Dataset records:
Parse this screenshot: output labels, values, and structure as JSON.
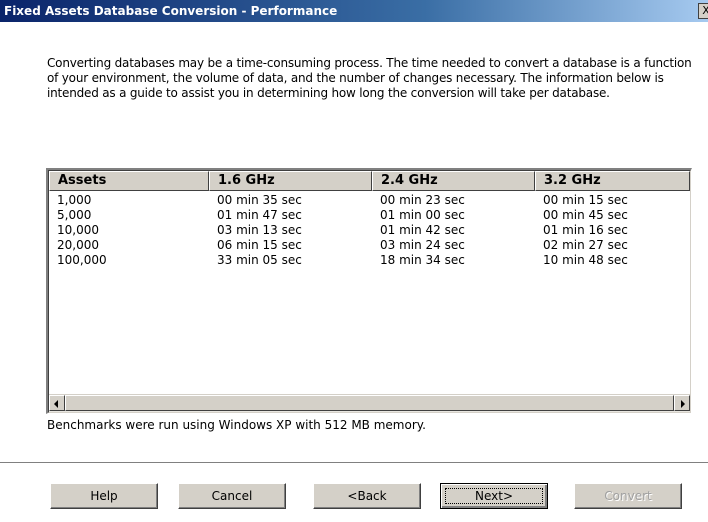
{
  "window": {
    "title": "Fixed Assets Database Conversion - Performance",
    "close_glyph": "X"
  },
  "intro": "Converting databases may be a time-consuming process. The time needed to convert a database is a function of your environment, the volume of data, and the number of changes necessary. The information below is intended as a guide to assist you in determining how long the conversion will take per database.",
  "table": {
    "headers": [
      "Assets",
      "1.6 GHz",
      "2.4 GHz",
      "3.2 GHz"
    ],
    "rows": [
      [
        "1,000",
        "00 min 35 sec",
        "00 min 23 sec",
        "00 min 15 sec"
      ],
      [
        "5,000",
        "01 min 47 sec",
        "01 min 00 sec",
        "00 min 45 sec"
      ],
      [
        "10,000",
        "03 min 13 sec",
        "01 min 42 sec",
        "01 min 16 sec"
      ],
      [
        "20,000",
        "06 min 15 sec",
        "03 min 24 sec",
        "02 min 27 sec"
      ],
      [
        "100,000",
        "33 min 05 sec",
        "18 min 34 sec",
        "10 min 48 sec"
      ]
    ]
  },
  "benchmark_note": "Benchmarks were run using Windows XP with 512 MB memory.",
  "buttons": {
    "help": "Help",
    "cancel": "Cancel",
    "back": "<Back",
    "next": "Next>",
    "convert": "Convert"
  },
  "scroll_icons": {
    "left": "scroll-left-arrow-icon",
    "right": "scroll-right-arrow-icon"
  }
}
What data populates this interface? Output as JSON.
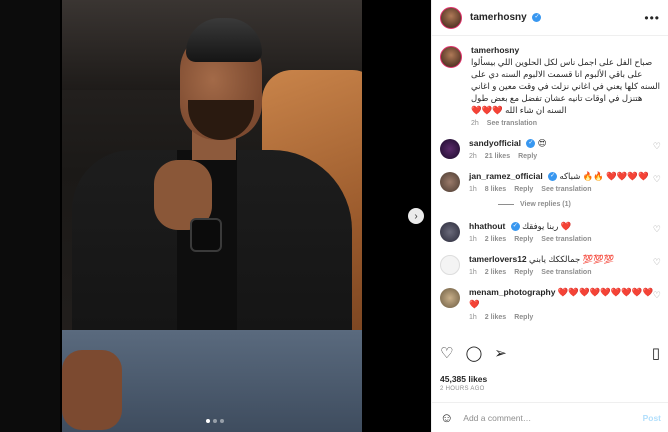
{
  "header": {
    "username": "tamerhosny",
    "verified": true
  },
  "caption": {
    "username": "tamerhosny",
    "text": "صباح الفل على اجمل ناس لكل الحلوين اللي بيسألوا على باقي الألبوم انا قسمت الالبوم السنه دي على السنه كلها يعني في اغاني نزلت في وقت معين و اغاني هتنزل في اوقات تانيه عشان تفضل مع بعض طول السنه ان شاء الله ❤️❤️❤️",
    "time": "2h",
    "see_translation": "See translation"
  },
  "comments": [
    {
      "username": "sandyofficial",
      "verified": true,
      "text": "😍",
      "time": "2h",
      "likes": "21 likes",
      "reply": "Reply",
      "translation": ""
    },
    {
      "username": "jan_ramez_official",
      "verified": true,
      "text": "شباكه 🔥🔥 ❤️❤️❤️❤️",
      "time": "1h",
      "likes": "8 likes",
      "reply": "Reply",
      "translation": "See translation"
    },
    {
      "username": "hhathout",
      "verified": true,
      "text": "ربنا يوفقك ❤️",
      "time": "1h",
      "likes": "2 likes",
      "reply": "Reply",
      "translation": "See translation"
    },
    {
      "username": "tamerlovers12",
      "verified": false,
      "text": "جمالككك يابني 💯💯💯",
      "time": "1h",
      "likes": "2 likes",
      "reply": "Reply",
      "translation": "See translation"
    },
    {
      "username": "menam_photography",
      "verified": false,
      "text": "❤️❤️❤️❤️❤️❤️❤️❤️❤️❤️",
      "time": "1h",
      "likes": "2 likes",
      "reply": "Reply",
      "translation": ""
    }
  ],
  "view_replies": "View replies (1)",
  "actions": {
    "like_icon": "heart-icon",
    "comment_icon": "comment-icon",
    "share_icon": "share-icon",
    "save_icon": "bookmark-icon"
  },
  "likes": "45,385 likes",
  "time_ago": "2 HOURS AGO",
  "add_comment": {
    "placeholder": "Add a comment…",
    "post_label": "Post"
  },
  "colors": {
    "link_blue": "#3897f0",
    "like_red": "#ed4956",
    "post_disabled": "#b2dffc"
  }
}
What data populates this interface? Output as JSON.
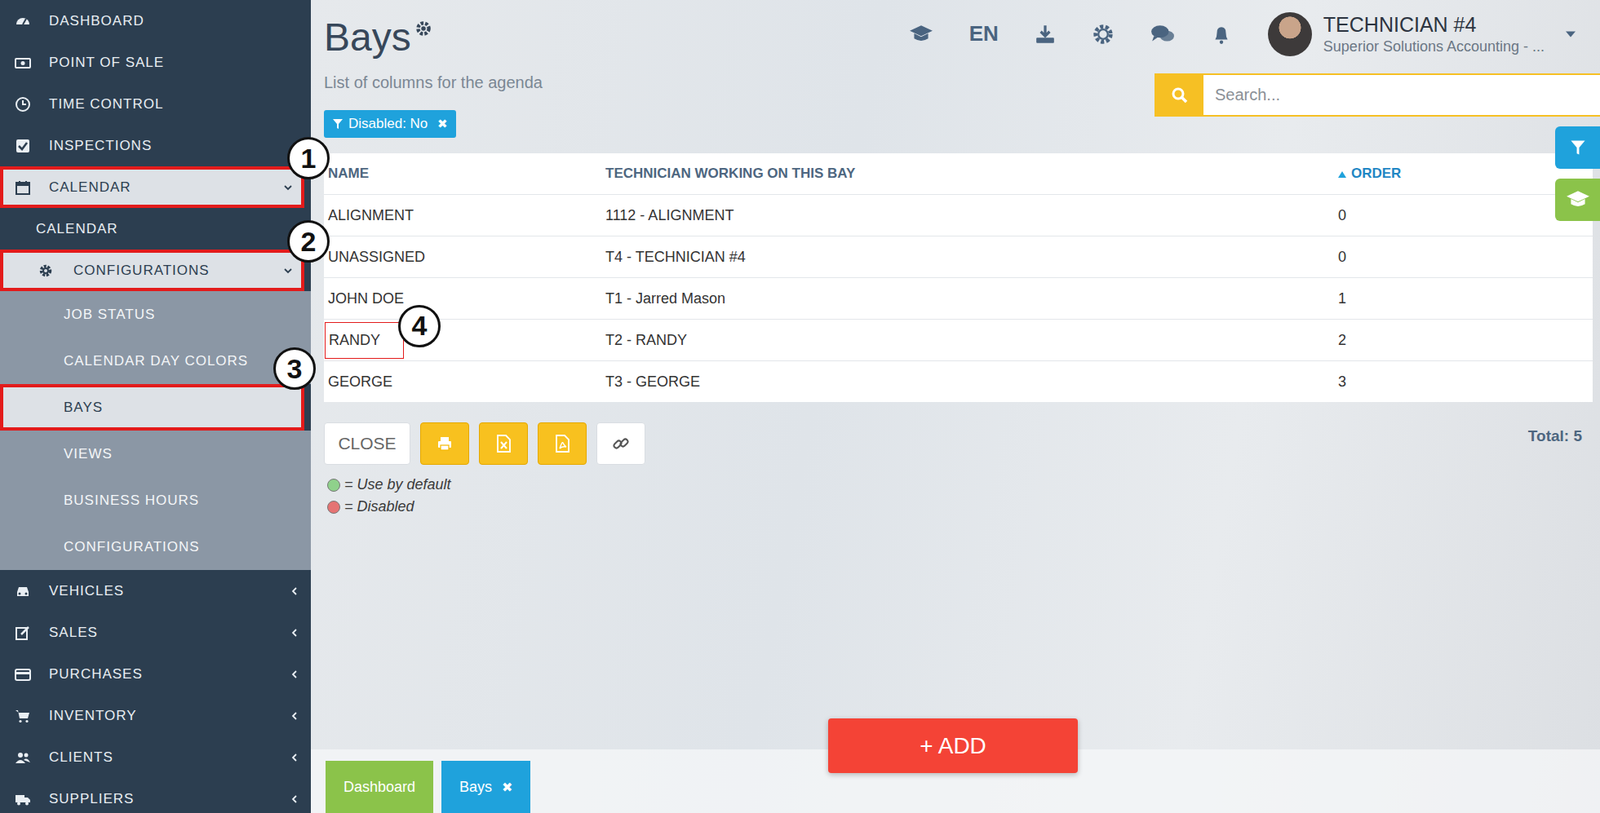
{
  "sidebar": {
    "items": [
      {
        "label": "DASHBOARD",
        "selected": false
      },
      {
        "label": "POINT OF SALE",
        "selected": false
      },
      {
        "label": "TIME CONTROL",
        "selected": false
      },
      {
        "label": "INSPECTIONS",
        "selected": false
      },
      {
        "label": "CALENDAR",
        "selected": false,
        "expanded": true,
        "callout": "1",
        "children": [
          {
            "label": "CALENDAR",
            "selected": false
          },
          {
            "label": "CONFIGURATIONS",
            "selected": false,
            "expanded": true,
            "callout": "2",
            "children": [
              {
                "label": "JOB STATUS",
                "selected": false
              },
              {
                "label": "CALENDAR DAY COLORS",
                "selected": false
              },
              {
                "label": "BAYS",
                "selected": true,
                "callout": "3"
              },
              {
                "label": "VIEWS",
                "selected": false
              },
              {
                "label": "BUSINESS HOURS",
                "selected": false
              },
              {
                "label": "CONFIGURATIONS",
                "selected": false
              }
            ]
          }
        ]
      },
      {
        "label": "VEHICLES",
        "selected": false,
        "expanded": false
      },
      {
        "label": "SALES",
        "selected": false,
        "expanded": false
      },
      {
        "label": "PURCHASES",
        "selected": false,
        "expanded": false
      },
      {
        "label": "INVENTORY",
        "selected": false,
        "expanded": false
      },
      {
        "label": "CLIENTS",
        "selected": false,
        "expanded": false
      },
      {
        "label": "SUPPLIERS",
        "selected": false,
        "expanded": false
      }
    ]
  },
  "page": {
    "title": "Bays",
    "subtitle": "List of columns for the agenda"
  },
  "topbar": {
    "language": "EN",
    "user": {
      "name": "TECHNICIAN #4",
      "company": "Superior Solutions Accounting - ..."
    }
  },
  "search": {
    "placeholder": "Search..."
  },
  "filter_chip": {
    "label": "Disabled: No",
    "remove": "✖"
  },
  "table": {
    "columns": [
      {
        "label": "NAME",
        "sorted": false
      },
      {
        "label": "TECHNICIAN WORKING ON THIS BAY",
        "sorted": false
      },
      {
        "label": "ORDER",
        "sorted": true
      }
    ],
    "rows": [
      {
        "name": "ALIGNMENT",
        "technician": "1112 - ALIGNMENT",
        "order": "0"
      },
      {
        "name": "UNASSIGNED",
        "technician": "T4 - TECHNICIAN #4",
        "order": "0"
      },
      {
        "name": "JOHN DOE",
        "technician": "T1 - Jarred Mason",
        "order": "1"
      },
      {
        "name": "RANDY",
        "technician": "T2 - RANDY",
        "order": "2",
        "callout": "4"
      },
      {
        "name": "GEORGE",
        "technician": "T3 - GEORGE",
        "order": "3"
      }
    ]
  },
  "actions": {
    "close": "CLOSE",
    "total": "Total: 5"
  },
  "legend": [
    {
      "label": "= Use by default",
      "color": "#8fd18b"
    },
    {
      "label": "= Disabled",
      "color": "#e57373"
    }
  ],
  "add_button": "+ ADD",
  "bottom_tabs": [
    {
      "label": "Dashboard",
      "selected": false,
      "color": "#8bc34a"
    },
    {
      "label": "Bays",
      "selected": true,
      "color": "#1fa2dc",
      "close": "✖"
    }
  ]
}
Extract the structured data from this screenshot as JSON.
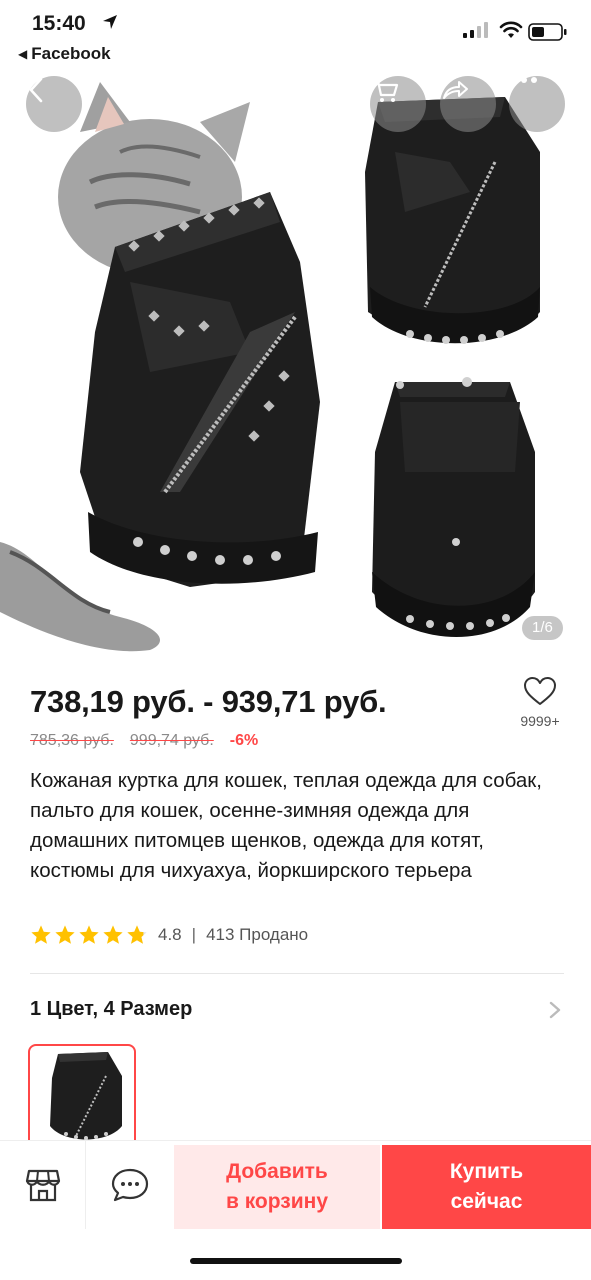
{
  "status": {
    "time": "15:40",
    "back_app": "Facebook"
  },
  "gallery": {
    "counter": "1/6"
  },
  "product": {
    "price_range": "738,19 руб. - 939,71 руб.",
    "old_price_low": "785,36 руб.",
    "old_price_high": "999,74 руб.",
    "discount": "-6%",
    "wishlist_count": "9999+",
    "title": "Кожаная куртка для кошек, теплая одежда для собак, пальто для кошек, осенне-зимняя одежда для домашних питомцев щенков, одежда для котят, костюмы для чихуахуа, йоркширского терьера",
    "rating": "4.8",
    "rating_stars": 4.8,
    "sold": "413 Продано",
    "variants": "1 Цвет, 4 Размер"
  },
  "actions": {
    "add_to_cart_line1": "Добавить",
    "add_to_cart_line2": "в корзину",
    "buy_now_line1": "Купить",
    "buy_now_line2": "сейчас"
  },
  "colors": {
    "accent": "#ff4747",
    "star": "#ffc100"
  }
}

:: Your instructions ::
Find how many lines include the string "convert" and report that number alone.

:: Correct output ::
2